Work to do: Repeat the material below word for word and leave out all pictures.

The data:
• • • • • • •

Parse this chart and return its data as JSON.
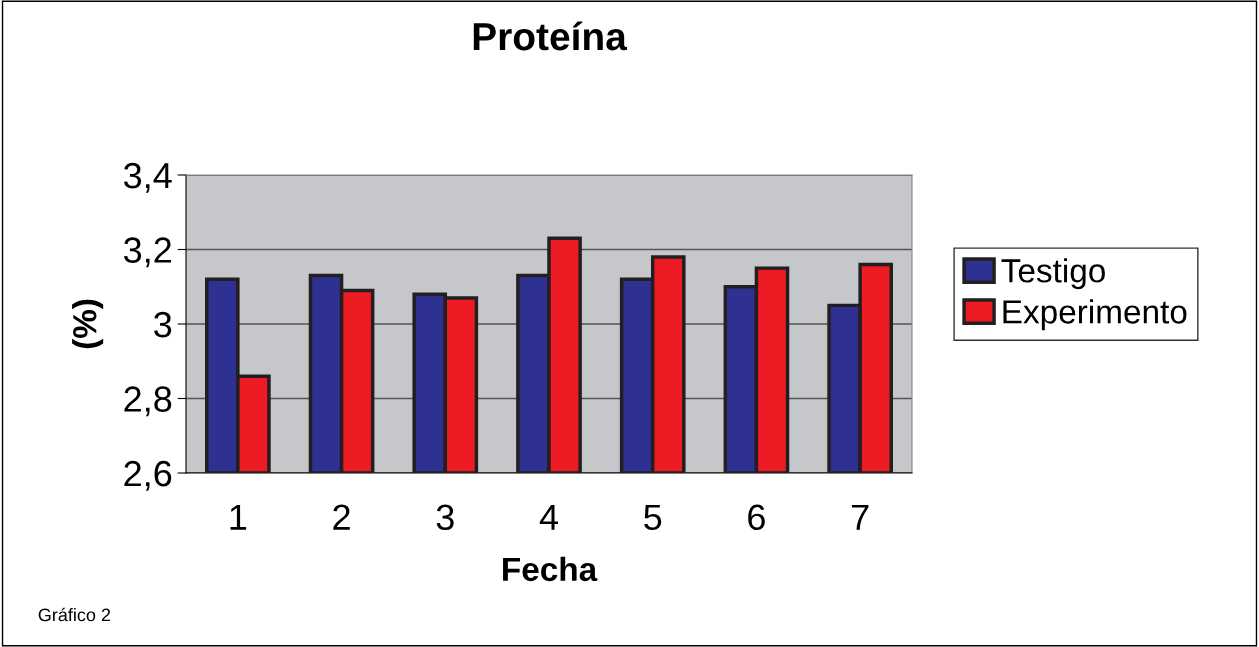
{
  "chart_data": {
    "type": "bar",
    "title": "Proteína",
    "xlabel": "Fecha",
    "ylabel": "(%)",
    "categories": [
      "1",
      "2",
      "3",
      "4",
      "5",
      "6",
      "7"
    ],
    "series": [
      {
        "name": "Testigo",
        "color": "#2e3192",
        "values": [
          3.12,
          3.13,
          3.08,
          3.13,
          3.12,
          3.1,
          3.05
        ]
      },
      {
        "name": "Experimento",
        "color": "#ed1c24",
        "values": [
          2.86,
          3.09,
          3.07,
          3.23,
          3.18,
          3.15,
          3.16
        ]
      }
    ],
    "ylim": [
      2.6,
      3.4
    ],
    "yticks": [
      {
        "value": 2.6,
        "label": "2,6"
      },
      {
        "value": 2.8,
        "label": "2,8"
      },
      {
        "value": 3,
        "label": "3"
      },
      {
        "value": 3.2,
        "label": "3,2"
      },
      {
        "value": 3.4,
        "label": "3,4"
      }
    ],
    "grid": "y",
    "legend": "right",
    "annotations": [
      "Gráfico 2"
    ]
  }
}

• • • • • • •

Answer to the task:
Parse this chart and return its data as JSON.
{
  "chart_data": {
    "type": "bar",
    "title": "Proteína",
    "xlabel": "Fecha",
    "ylabel": "(%)",
    "categories": [
      "1",
      "2",
      "3",
      "4",
      "5",
      "6",
      "7"
    ],
    "series": [
      {
        "name": "Testigo",
        "color": "#2e3192",
        "values": [
          3.12,
          3.13,
          3.08,
          3.13,
          3.12,
          3.1,
          3.05
        ]
      },
      {
        "name": "Experimento",
        "color": "#ed1c24",
        "values": [
          2.86,
          3.09,
          3.07,
          3.23,
          3.18,
          3.15,
          3.16
        ]
      }
    ],
    "ylim": [
      2.6,
      3.4
    ],
    "yticks": [
      {
        "value": 2.6,
        "label": "2,6"
      },
      {
        "value": 2.8,
        "label": "2,8"
      },
      {
        "value": 3,
        "label": "3"
      },
      {
        "value": 3.2,
        "label": "3,2"
      },
      {
        "value": 3.4,
        "label": "3,4"
      }
    ],
    "grid": "y",
    "legend": "right",
    "annotations": [
      "Gráfico 2"
    ]
  }
}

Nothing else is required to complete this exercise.